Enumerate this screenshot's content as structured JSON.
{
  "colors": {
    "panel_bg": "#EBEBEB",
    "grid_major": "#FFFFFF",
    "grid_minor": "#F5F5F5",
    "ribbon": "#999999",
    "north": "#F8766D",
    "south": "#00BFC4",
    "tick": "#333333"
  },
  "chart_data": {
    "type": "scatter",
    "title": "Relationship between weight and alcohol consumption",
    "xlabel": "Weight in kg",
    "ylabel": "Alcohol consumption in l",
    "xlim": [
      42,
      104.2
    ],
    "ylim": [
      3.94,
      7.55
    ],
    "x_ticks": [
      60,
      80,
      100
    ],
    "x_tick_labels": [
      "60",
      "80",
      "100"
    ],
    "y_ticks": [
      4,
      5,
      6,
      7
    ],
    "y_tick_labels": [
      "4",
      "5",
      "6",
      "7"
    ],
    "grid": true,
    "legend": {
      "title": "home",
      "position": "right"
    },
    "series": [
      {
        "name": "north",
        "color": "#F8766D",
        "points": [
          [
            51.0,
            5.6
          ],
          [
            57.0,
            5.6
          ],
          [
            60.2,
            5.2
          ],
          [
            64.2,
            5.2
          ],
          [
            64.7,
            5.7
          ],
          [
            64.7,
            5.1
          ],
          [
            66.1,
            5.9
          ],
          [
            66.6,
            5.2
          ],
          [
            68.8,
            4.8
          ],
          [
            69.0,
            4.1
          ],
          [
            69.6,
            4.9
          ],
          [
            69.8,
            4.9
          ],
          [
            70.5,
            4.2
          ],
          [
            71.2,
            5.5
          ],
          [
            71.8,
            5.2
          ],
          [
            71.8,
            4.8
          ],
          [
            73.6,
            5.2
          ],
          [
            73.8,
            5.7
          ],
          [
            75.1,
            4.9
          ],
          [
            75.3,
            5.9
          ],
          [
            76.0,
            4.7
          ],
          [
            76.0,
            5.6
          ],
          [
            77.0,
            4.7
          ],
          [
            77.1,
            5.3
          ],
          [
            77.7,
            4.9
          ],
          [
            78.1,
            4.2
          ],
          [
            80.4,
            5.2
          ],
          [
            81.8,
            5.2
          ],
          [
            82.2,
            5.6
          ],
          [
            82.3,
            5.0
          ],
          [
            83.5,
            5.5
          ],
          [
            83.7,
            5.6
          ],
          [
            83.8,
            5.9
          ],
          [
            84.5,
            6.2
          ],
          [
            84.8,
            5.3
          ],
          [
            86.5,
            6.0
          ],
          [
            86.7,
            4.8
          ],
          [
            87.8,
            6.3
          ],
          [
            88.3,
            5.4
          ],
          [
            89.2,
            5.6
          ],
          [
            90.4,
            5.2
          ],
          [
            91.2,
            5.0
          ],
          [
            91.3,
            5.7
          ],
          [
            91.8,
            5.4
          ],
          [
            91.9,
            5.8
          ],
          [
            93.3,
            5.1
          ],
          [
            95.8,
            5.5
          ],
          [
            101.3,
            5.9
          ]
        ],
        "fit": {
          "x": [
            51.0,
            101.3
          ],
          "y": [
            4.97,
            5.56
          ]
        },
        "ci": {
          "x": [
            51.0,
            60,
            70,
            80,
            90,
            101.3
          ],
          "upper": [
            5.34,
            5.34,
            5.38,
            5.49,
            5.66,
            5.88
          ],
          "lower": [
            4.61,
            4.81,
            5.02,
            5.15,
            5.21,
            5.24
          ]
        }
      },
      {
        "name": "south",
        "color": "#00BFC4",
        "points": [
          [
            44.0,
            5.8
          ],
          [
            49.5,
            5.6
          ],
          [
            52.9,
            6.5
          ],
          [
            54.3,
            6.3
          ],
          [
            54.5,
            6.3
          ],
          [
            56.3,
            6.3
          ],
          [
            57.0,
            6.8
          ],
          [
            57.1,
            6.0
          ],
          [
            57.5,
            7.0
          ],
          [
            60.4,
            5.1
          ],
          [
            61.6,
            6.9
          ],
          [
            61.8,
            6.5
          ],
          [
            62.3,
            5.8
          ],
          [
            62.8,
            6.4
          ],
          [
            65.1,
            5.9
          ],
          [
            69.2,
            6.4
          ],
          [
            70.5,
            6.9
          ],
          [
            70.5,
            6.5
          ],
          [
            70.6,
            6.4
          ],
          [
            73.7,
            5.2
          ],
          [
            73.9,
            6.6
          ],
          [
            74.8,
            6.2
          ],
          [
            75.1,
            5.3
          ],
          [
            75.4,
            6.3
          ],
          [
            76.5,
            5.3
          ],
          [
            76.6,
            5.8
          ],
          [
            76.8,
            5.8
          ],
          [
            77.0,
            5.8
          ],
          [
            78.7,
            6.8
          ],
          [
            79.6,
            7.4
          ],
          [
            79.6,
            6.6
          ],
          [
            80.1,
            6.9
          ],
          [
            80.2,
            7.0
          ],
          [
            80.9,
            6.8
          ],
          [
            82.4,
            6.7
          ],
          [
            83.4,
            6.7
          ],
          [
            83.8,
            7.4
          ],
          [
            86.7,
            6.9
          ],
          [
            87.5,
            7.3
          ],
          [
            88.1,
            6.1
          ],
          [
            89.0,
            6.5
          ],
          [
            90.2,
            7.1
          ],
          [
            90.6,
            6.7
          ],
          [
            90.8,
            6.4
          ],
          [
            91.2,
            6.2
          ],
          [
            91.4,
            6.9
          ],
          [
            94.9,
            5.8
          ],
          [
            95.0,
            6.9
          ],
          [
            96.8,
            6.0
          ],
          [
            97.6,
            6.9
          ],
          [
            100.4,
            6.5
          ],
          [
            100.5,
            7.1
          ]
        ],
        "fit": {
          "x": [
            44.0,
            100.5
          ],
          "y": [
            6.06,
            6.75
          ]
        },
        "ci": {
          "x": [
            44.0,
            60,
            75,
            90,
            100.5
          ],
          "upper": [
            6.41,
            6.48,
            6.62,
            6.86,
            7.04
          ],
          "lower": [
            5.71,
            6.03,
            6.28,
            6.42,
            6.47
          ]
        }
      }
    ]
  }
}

──────

→ **What you should do**
Pull out each line of the listing that holds the string "title".

→ **Written answer**
    "title": "Relationship between weight and alcohol consumption",
      "title": "home",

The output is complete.